Consegna A
Si trascriva fedelmente il passo del testo su Salaparuta che va da "Salaparuta è un" fino a "da attrezzature pubbliche.".
Consegna B
In base al testo su Salaparuta, si spieghi in una-tre frasi perché le amministrazioni locali dovettero ricostruire l'intero centro su un declivio.
Consegna C
Si riformuli come elenco puntato il paragrafo del testo su Salaparuta che inizia con "Salaparuta è un comune italiano", conservandone i fatti principali.

╭─ Estratto della fonte

Salaparuta in Sicilia, la città ricostruita
14 Oct

Salaparuta in Sicilia, la città ricostruita

Salaparuta è un comune italiano della provincia di Trapani, in Sicilia. Si trova nella valle del fiume Belice ed è posizionato su una collina a 385 metri sopra il livello del mare. Il centro abitato in questione ha origine araba, tanto da essere stato denominato Menzil Salh (Casale della Signora). Nel XV secolo divenne feudo dei Paruta, famiglia che procedette alla rifondazione dell'area ai piedi del castello medioevale.

L’intera cittadina venne rasa al suolo nel 1968, quando si verificò il terremoto del Belice. La catastrofe naturale lasciò solo macerie e costrinse le amministrazioni locali a ricostruire tutto su un declivio, secondo un piano a trasferimento totale della popolazione. L'impianto che venne progettato e realizzato è intervallato da zone residenziali a schiera e da attrezzature pubbliche.

╰─
╭─ Dati forniti

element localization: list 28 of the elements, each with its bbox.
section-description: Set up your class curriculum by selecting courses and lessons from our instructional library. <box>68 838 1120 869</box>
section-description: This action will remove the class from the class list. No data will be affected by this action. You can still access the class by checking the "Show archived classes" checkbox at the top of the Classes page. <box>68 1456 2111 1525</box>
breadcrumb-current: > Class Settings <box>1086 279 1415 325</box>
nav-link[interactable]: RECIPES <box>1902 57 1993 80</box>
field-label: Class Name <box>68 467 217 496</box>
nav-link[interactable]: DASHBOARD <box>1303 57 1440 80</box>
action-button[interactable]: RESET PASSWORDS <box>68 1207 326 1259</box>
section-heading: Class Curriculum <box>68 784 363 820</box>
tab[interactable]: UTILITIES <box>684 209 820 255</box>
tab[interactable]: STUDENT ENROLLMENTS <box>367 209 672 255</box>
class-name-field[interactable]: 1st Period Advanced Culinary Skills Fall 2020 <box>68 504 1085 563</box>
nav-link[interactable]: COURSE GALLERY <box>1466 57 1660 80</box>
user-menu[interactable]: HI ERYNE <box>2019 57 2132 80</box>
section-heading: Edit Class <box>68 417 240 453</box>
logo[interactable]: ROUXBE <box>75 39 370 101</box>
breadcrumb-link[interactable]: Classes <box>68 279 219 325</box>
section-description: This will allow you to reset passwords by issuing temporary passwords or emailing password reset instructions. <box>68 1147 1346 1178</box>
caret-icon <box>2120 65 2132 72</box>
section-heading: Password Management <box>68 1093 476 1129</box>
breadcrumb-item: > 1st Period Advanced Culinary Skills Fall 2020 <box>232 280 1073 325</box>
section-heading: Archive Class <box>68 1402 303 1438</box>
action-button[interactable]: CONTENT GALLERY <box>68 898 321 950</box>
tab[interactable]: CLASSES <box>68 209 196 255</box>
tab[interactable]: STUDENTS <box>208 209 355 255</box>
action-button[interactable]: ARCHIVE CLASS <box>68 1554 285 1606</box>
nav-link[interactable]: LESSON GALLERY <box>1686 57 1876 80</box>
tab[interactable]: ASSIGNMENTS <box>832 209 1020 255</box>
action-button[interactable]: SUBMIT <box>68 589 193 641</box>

╰─

Risultato atteso A
Salaparuta è un comune italiano della provincia di Trapani, in Sicilia. Si trova nella valle del fiume Belice ed è posizionato su una collina a 385 metri sopra il livello del mare. Il centro abitato in questione ha origine araba, tanto da essere stato denominato Menzil Salh (Casale della Signora). Nel XV secolo divenne feudo dei Paruta, famiglia che procedette alla rifondazione dell'area ai piedi del castello medioevale.

L’intera cittadina venne rasa al suolo nel 1968, quando si verificò il terremoto del Belice. La catastrofe naturale lasciò solo macerie e costrinse le amministrazioni locali a ricostruire tutto su un declivio, secondo un piano a trasferimento totale della popolazione. L'impianto che venne progettato e realizzato è intervallato da zone residenziali a schiera e da attrezzature pubbliche.

Risultato atteso B
Il terremoto del Belice del 1968 rase al suolo l'intera cittadina, lasciando soltanto macerie. Questa catastrofe costrinse le amministrazioni locali a ricostruire tutto su un declivio, secondo un piano a trasferimento totale della popolazione.

Risultato atteso C
- Comune della provincia di Trapani, in Sicilia
- Situato nella valle del fiume Belice, su una collina a 385 metri sul livello del mare
- Di origine araba, con il nome Menzil Salh (Casale della Signora)
- Nel XV secolo feudo dei Paruta, che rifondarono l'area ai piedi del castello medioevale